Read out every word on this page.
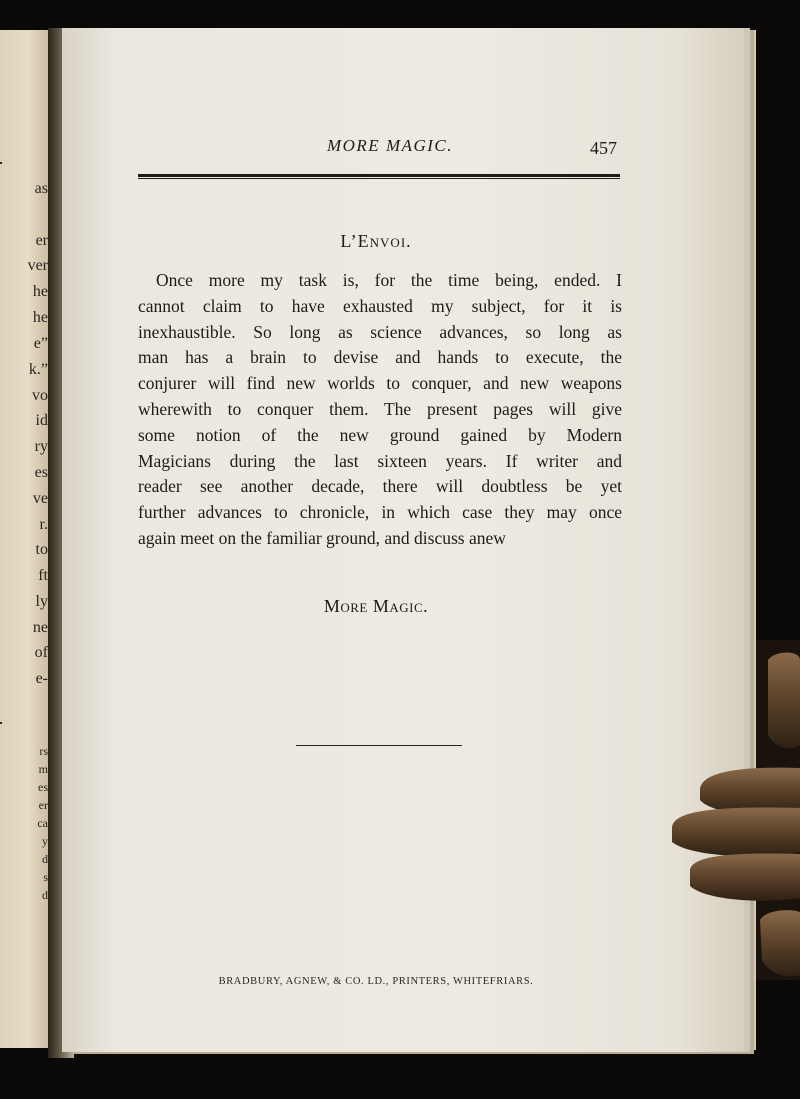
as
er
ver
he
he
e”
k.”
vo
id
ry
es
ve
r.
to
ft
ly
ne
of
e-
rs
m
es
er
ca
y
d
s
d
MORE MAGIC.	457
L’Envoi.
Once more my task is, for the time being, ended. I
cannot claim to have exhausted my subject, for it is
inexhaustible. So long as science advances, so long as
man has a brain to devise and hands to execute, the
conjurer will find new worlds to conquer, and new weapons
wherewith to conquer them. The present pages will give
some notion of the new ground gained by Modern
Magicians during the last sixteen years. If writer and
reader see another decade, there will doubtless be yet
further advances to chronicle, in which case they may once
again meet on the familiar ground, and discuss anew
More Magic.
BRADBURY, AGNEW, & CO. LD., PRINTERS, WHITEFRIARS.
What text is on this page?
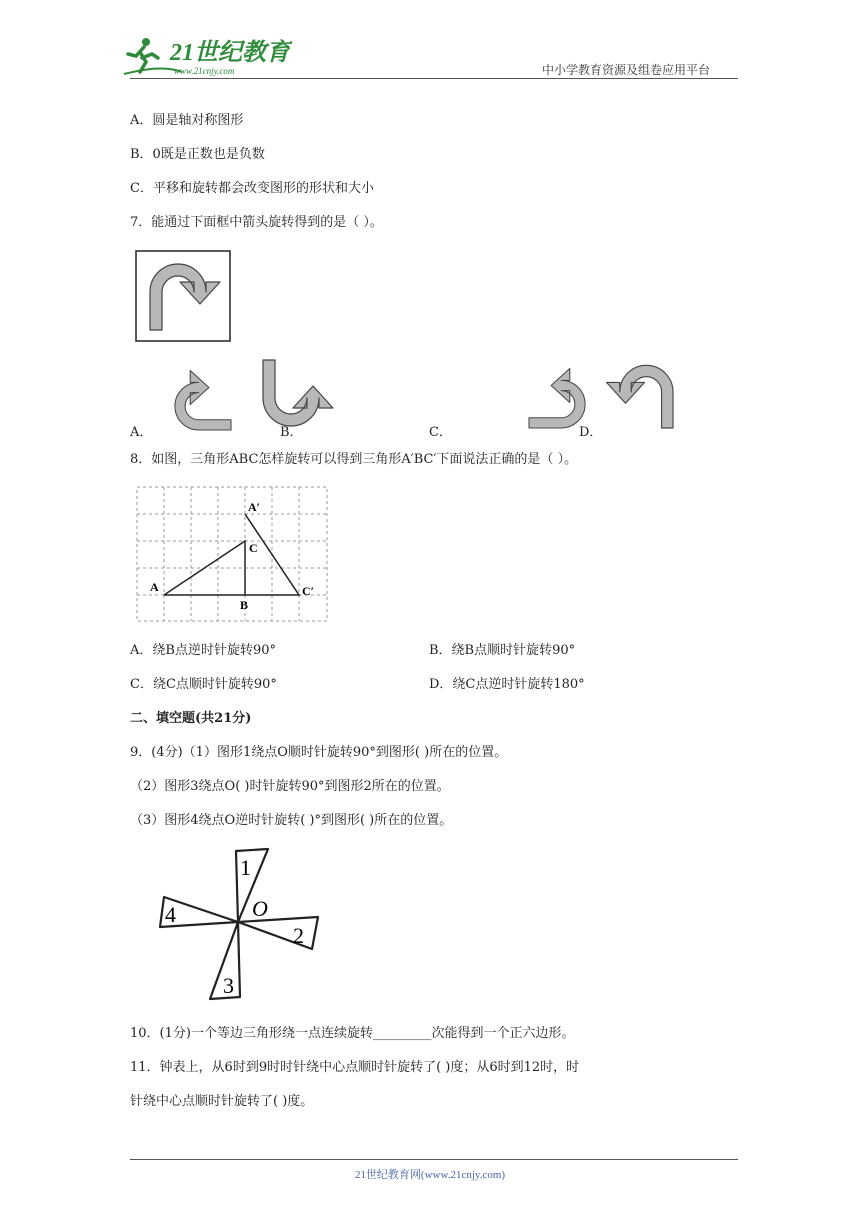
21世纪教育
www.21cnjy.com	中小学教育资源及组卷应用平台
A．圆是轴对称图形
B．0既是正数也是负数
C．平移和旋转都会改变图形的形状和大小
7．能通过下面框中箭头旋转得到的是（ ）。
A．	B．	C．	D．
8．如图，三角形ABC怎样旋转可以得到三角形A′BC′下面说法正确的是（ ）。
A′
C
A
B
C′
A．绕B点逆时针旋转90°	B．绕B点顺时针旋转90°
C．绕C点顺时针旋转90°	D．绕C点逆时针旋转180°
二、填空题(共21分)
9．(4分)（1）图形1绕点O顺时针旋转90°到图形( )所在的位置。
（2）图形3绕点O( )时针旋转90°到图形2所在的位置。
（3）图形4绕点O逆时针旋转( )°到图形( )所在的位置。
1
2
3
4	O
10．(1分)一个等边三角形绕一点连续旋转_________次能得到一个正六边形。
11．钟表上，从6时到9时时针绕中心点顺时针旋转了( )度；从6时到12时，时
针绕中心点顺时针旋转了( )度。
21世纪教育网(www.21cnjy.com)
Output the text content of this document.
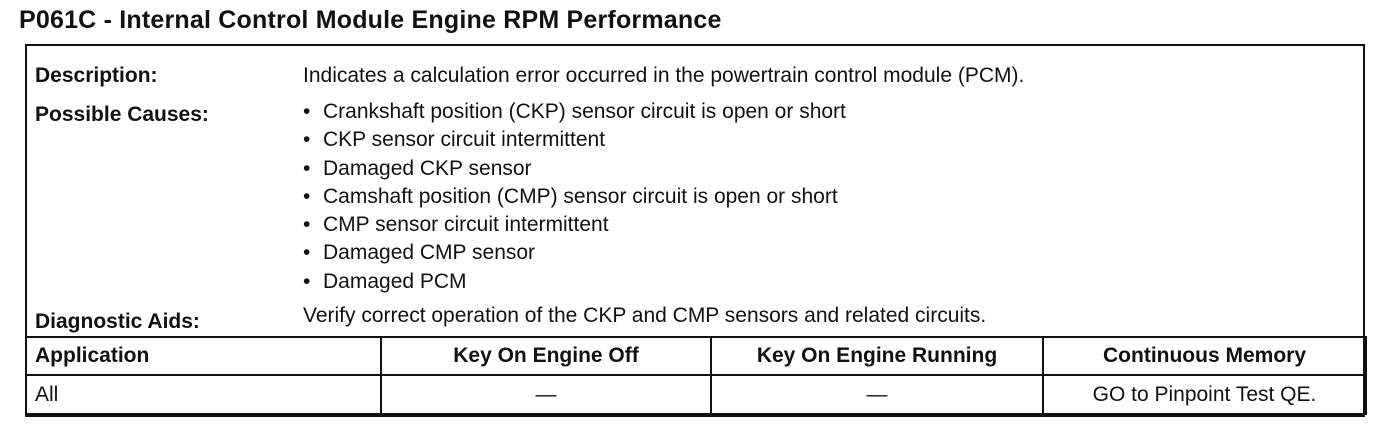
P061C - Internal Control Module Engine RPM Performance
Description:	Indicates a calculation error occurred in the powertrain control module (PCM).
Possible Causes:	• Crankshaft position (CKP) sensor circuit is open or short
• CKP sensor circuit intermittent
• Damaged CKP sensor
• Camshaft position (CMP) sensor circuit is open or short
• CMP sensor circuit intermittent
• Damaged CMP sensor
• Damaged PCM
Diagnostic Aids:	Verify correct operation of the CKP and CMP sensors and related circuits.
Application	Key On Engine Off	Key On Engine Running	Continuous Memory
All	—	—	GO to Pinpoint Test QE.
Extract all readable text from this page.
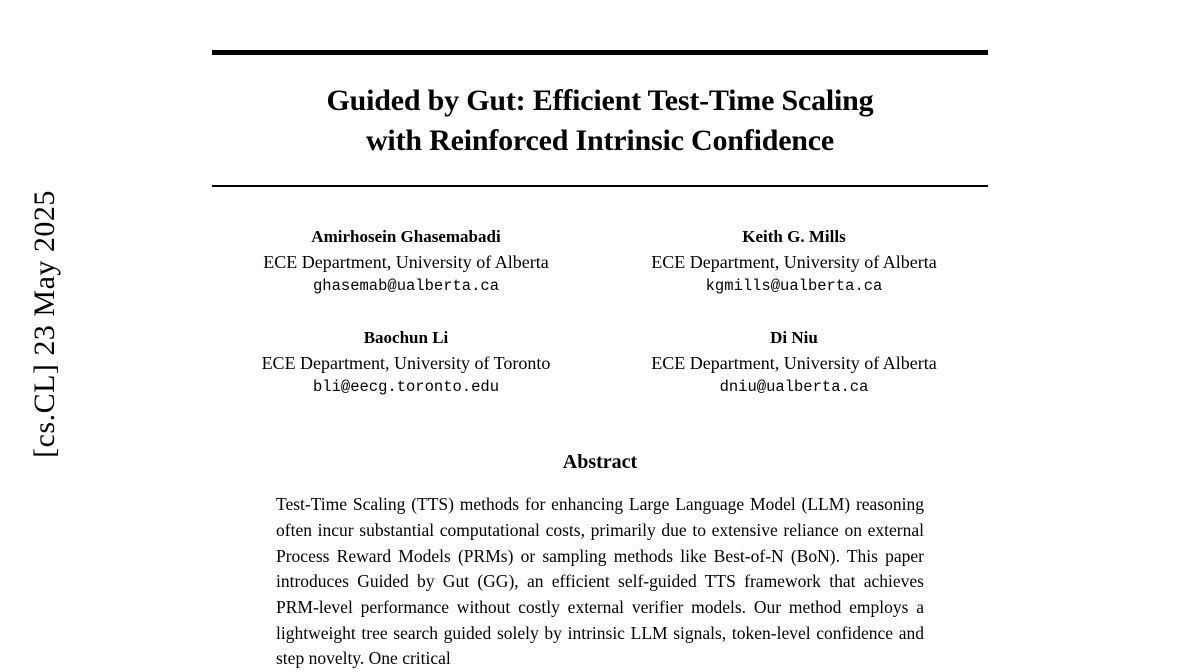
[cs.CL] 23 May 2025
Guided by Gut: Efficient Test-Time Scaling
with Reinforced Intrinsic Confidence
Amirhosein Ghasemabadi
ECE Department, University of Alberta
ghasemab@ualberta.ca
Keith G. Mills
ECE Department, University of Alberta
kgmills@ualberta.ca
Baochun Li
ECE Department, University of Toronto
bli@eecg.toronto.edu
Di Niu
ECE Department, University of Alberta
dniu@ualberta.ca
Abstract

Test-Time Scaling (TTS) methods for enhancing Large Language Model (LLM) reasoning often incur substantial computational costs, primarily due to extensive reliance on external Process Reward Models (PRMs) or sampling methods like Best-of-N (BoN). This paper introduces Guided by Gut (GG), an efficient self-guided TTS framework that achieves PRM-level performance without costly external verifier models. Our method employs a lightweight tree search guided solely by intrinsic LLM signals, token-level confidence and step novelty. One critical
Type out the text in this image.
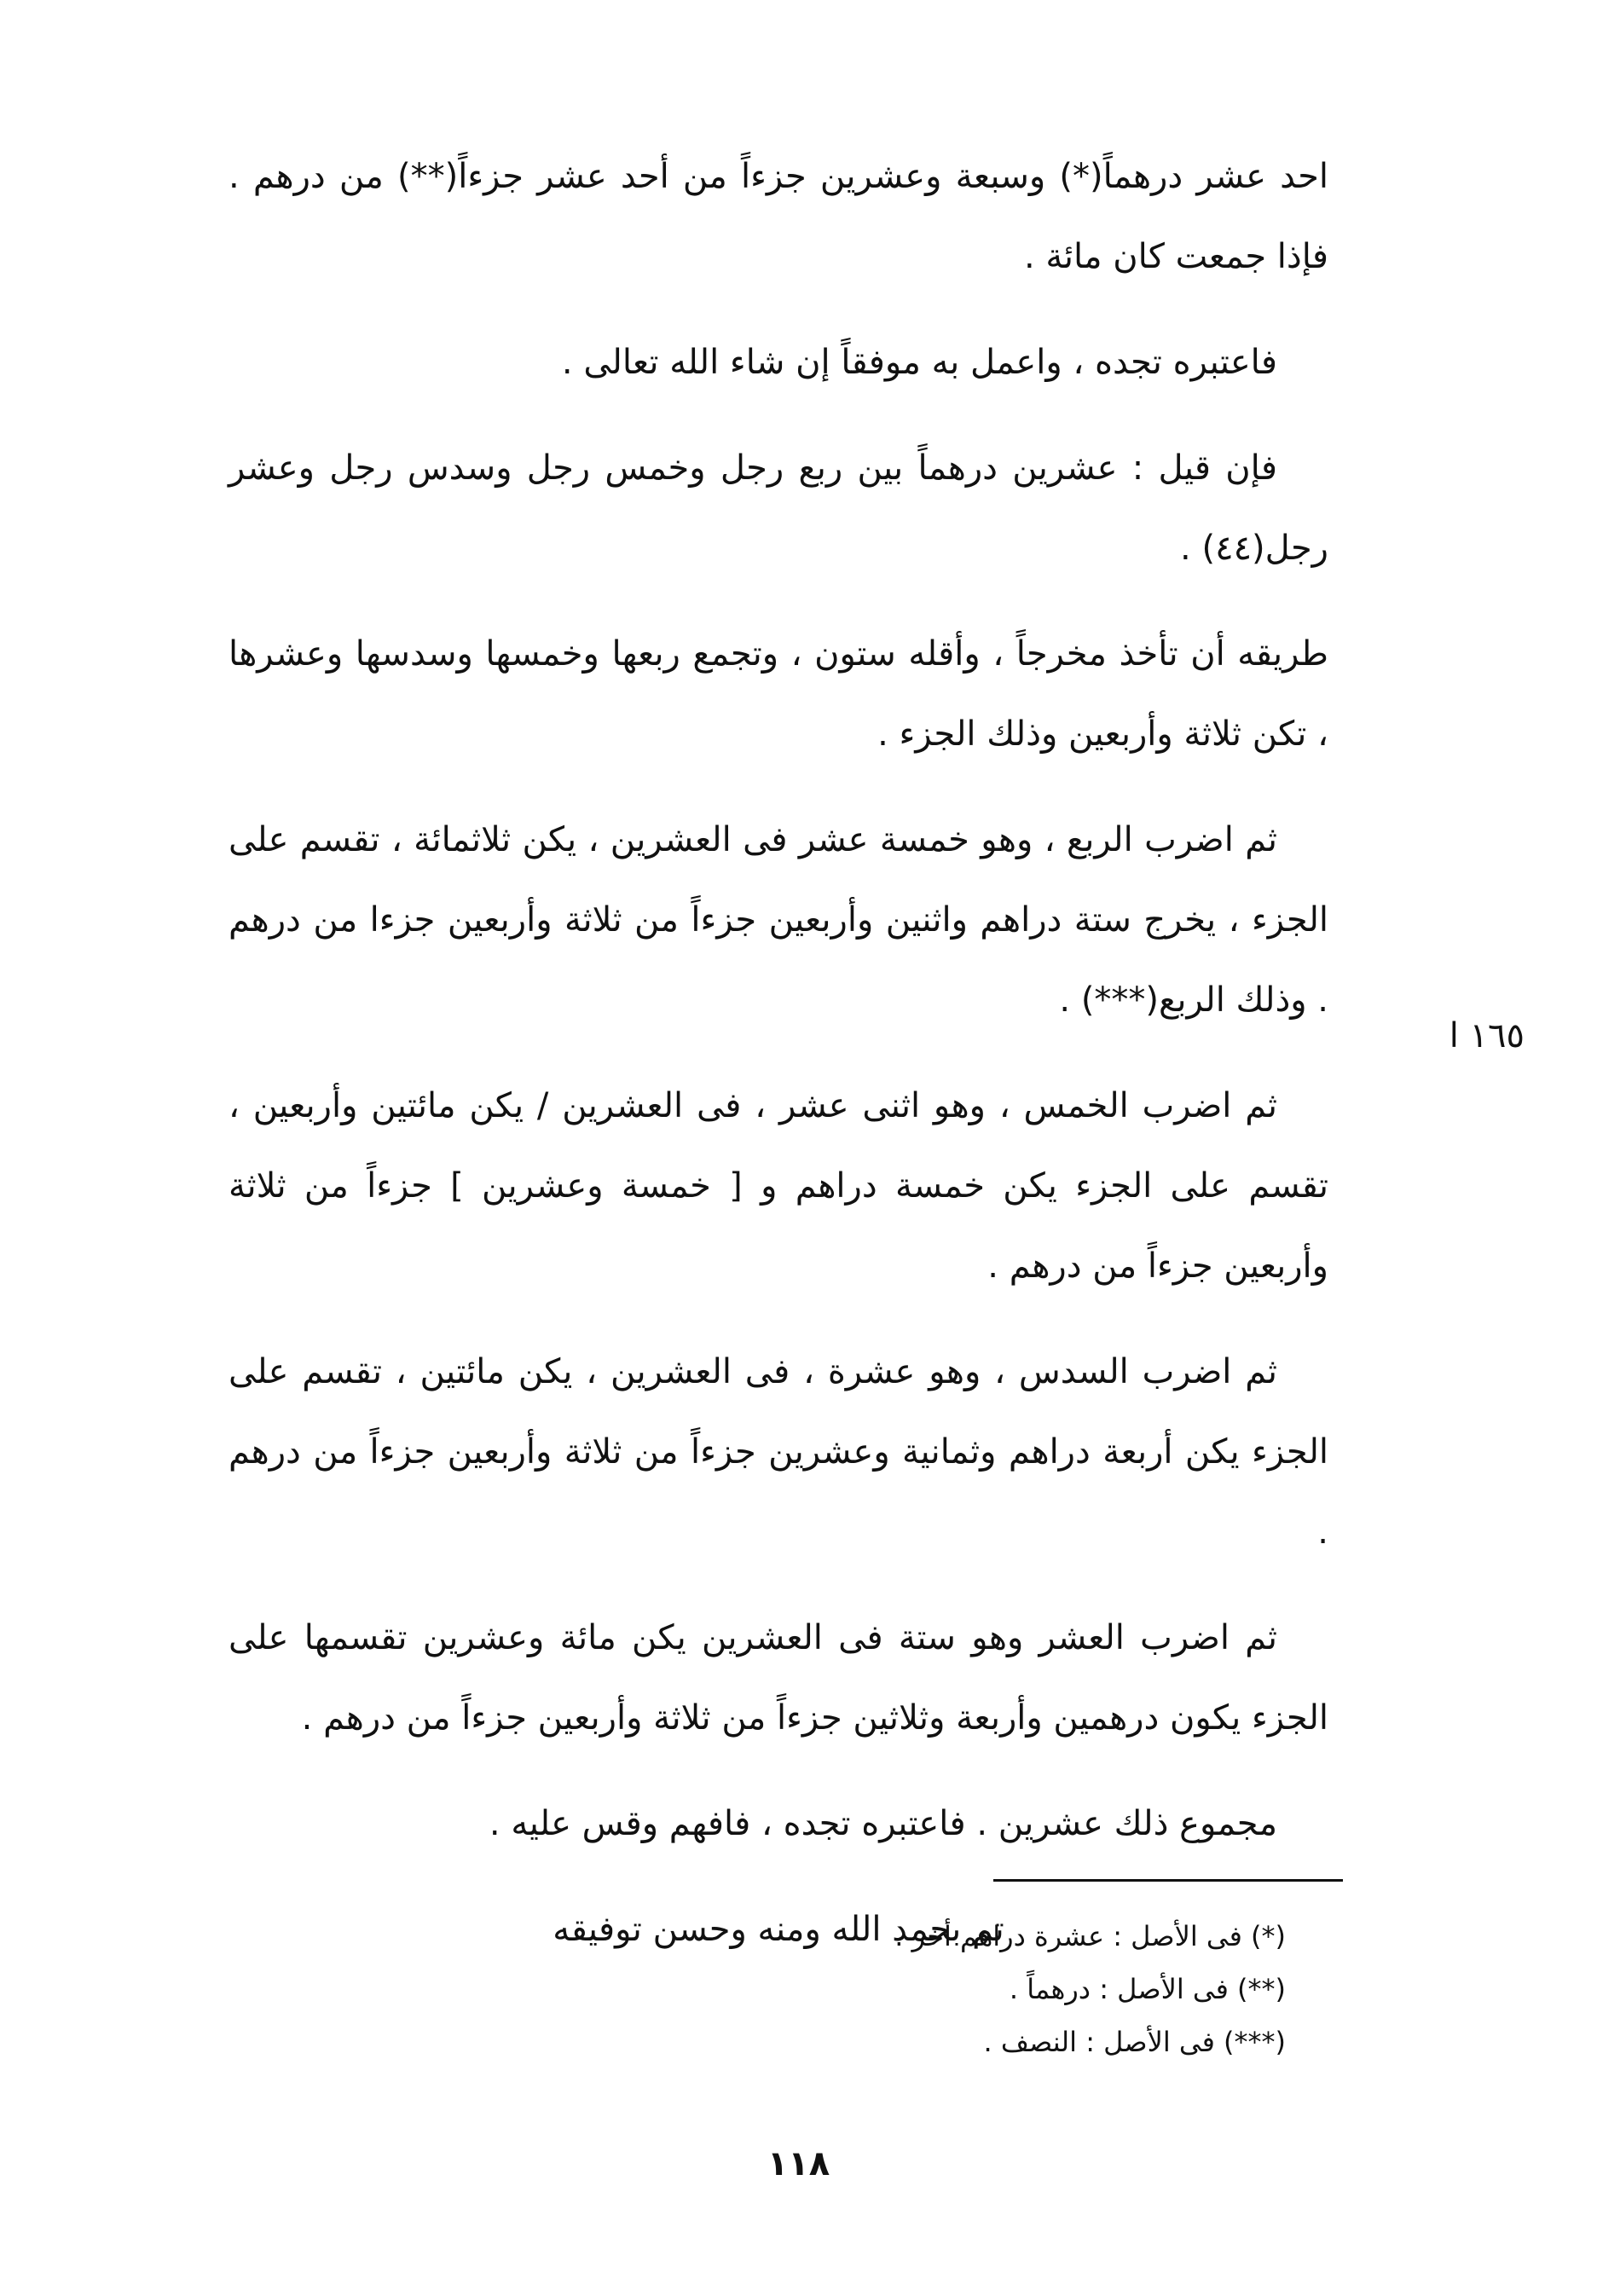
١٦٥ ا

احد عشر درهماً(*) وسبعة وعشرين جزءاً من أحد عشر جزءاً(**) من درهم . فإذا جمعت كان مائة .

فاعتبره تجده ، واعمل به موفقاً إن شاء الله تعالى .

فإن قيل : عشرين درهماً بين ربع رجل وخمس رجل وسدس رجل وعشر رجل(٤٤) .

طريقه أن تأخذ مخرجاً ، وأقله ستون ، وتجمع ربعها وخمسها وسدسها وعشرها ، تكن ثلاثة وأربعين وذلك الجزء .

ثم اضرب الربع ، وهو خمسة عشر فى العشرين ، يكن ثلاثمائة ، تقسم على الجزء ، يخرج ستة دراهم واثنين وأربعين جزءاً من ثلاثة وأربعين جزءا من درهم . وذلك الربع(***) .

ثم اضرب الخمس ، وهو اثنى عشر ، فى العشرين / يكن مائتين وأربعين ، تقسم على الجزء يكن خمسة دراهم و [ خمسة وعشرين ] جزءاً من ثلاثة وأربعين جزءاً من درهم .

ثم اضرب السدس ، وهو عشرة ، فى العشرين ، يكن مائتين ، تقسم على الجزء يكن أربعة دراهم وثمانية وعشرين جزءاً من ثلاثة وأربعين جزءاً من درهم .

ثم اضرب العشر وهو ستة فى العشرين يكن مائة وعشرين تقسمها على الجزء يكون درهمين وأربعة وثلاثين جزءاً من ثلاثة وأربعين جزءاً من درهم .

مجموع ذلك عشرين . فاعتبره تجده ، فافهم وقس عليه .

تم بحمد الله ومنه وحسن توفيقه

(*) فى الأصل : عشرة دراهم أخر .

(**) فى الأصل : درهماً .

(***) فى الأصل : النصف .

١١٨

+===+

§ What to work on
Every entry must be reproduced exactly, with the images left out.

§ Expected answer
Read out every word on this page.
as
er
ver
he
he
e”
k.”
vo
id
ry
es
ve
r.
to
ft
ly
ne
of
e-
rs
m
es
er
ca
y
d
s
d
MORE MAGIC.	457
L’Envoi.
Once more my task is, for the time being, ended. I
cannot claim to have exhausted my subject, for it is
inexhaustible. So long as science advances, so long as
man has a brain to devise and hands to execute, the
conjurer will find new worlds to conquer, and new weapons
wherewith to conquer them. The present pages will give
some notion of the new ground gained by Modern
Magicians during the last sixteen years. If writer and
reader see another decade, there will doubtless be yet
further advances to chronicle, in which case they may once
again meet on the familiar ground, and discuss anew
More Magic.
BRADBURY, AGNEW, & CO. LD., PRINTERS, WHITEFRIARS.
What text is on this page?
21世纪教育
www.21cnjy.com	中小学教育资源及组卷应用平台
A．圆是轴对称图形
B．0既是正数也是负数
C．平移和旋转都会改变图形的形状和大小
7．能通过下面框中箭头旋转得到的是（ ）。
A．	B．	C．	D．
8．如图，三角形ABC怎样旋转可以得到三角形A′BC′下面说法正确的是（ ）。
A′
C
A
B
C′
A．绕B点逆时针旋转90°	B．绕B点顺时针旋转90°
C．绕C点顺时针旋转90°	D．绕C点逆时针旋转180°
二、填空题(共21分)
9．(4分)（1）图形1绕点O顺时针旋转90°到图形( )所在的位置。
（2）图形3绕点O( )时针旋转90°到图形2所在的位置。
（3）图形4绕点O逆时针旋转( )°到图形( )所在的位置。
1
2
3
4	O
10．(1分)一个等边三角形绕一点连续旋转_________次能得到一个正六边形。
11．钟表上，从6时到9时时针绕中心点顺时针旋转了( )度；从6时到12时，时
针绕中心点顺时针旋转了( )度。
21世纪教育网(www.21cnjy.com)
Output the text content of this document.
P061C - Internal Control Module Engine RPM Performance
Description:	Indicates a calculation error occurred in the powertrain control module (PCM).
Possible Causes:	• Crankshaft position (CKP) sensor circuit is open or short
• CKP sensor circuit intermittent
• Damaged CKP sensor
• Camshaft position (CMP) sensor circuit is open or short
• CMP sensor circuit intermittent
• Damaged CMP sensor
• Damaged PCM
Diagnostic Aids:	Verify correct operation of the CKP and CMP sensors and related circuits.
Application	Key On Engine Off	Key On Engine Running	Continuous Memory
All	—	—	GO to Pinpoint Test QE.
Extract all readable text from this page.
[cs.CL] 23 May 2025
Guided by Gut: Efficient Test-Time Scaling
with Reinforced Intrinsic Confidence
Amirhosein Ghasemabadi
ECE Department, University of Alberta
ghasemab@ualberta.ca
Keith G. Mills
ECE Department, University of Alberta
kgmills@ualberta.ca
Baochun Li
ECE Department, University of Toronto
bli@eecg.toronto.edu
Di Niu
ECE Department, University of Alberta
dniu@ualberta.ca
Abstract

Test-Time Scaling (TTS) methods for enhancing Large Language Model (LLM) reasoning often incur substantial computational costs, primarily due to extensive reliance on external Process Reward Models (PRMs) or sampling methods like Best-of-N (BoN). This paper introduces Guided by Gut (GG), an efficient self-guided TTS framework that achieves PRM-level performance without costly external verifier models. Our method employs a lightweight tree search guided solely by intrinsic LLM signals, token-level confidence and step novelty. One critical
Type out the text in this image.
١٦٥ ا

احد عشر درهماً(*) وسبعة وعشرين جزءاً من أحد عشر جزءاً(**) من درهم . فإذا جمعت كان مائة .

فاعتبره تجده ، واعمل به موفقاً إن شاء الله تعالى .

فإن قيل : عشرين درهماً بين ربع رجل وخمس رجل وسدس رجل وعشر رجل(٤٤) .

طريقه أن تأخذ مخرجاً ، وأقله ستون ، وتجمع ربعها وخمسها وسدسها وعشرها ، تكن ثلاثة وأربعين وذلك الجزء .

ثم اضرب الربع ، وهو خمسة عشر فى العشرين ، يكن ثلاثمائة ، تقسم على الجزء ، يخرج ستة دراهم واثنين وأربعين جزءاً من ثلاثة وأربعين جزءا من درهم . وذلك الربع(***) .

ثم اضرب الخمس ، وهو اثنى عشر ، فى العشرين / يكن مائتين وأربعين ، تقسم على الجزء يكن خمسة دراهم و [ خمسة وعشرين ] جزءاً من ثلاثة وأربعين جزءاً من درهم .

ثم اضرب السدس ، وهو عشرة ، فى العشرين ، يكن مائتين ، تقسم على الجزء يكن أربعة دراهم وثمانية وعشرين جزءاً من ثلاثة وأربعين جزءاً من درهم .

ثم اضرب العشر وهو ستة فى العشرين يكن مائة وعشرين تقسمها على الجزء يكون درهمين وأربعة وثلاثين جزءاً من ثلاثة وأربعين جزءاً من درهم .

مجموع ذلك عشرين . فاعتبره تجده ، فافهم وقس عليه .

تم بحمد الله ومنه وحسن توفيقه

(*) فى الأصل : عشرة دراهم أخر .

(**) فى الأصل : درهماً .

(***) فى الأصل : النصف .

١١٨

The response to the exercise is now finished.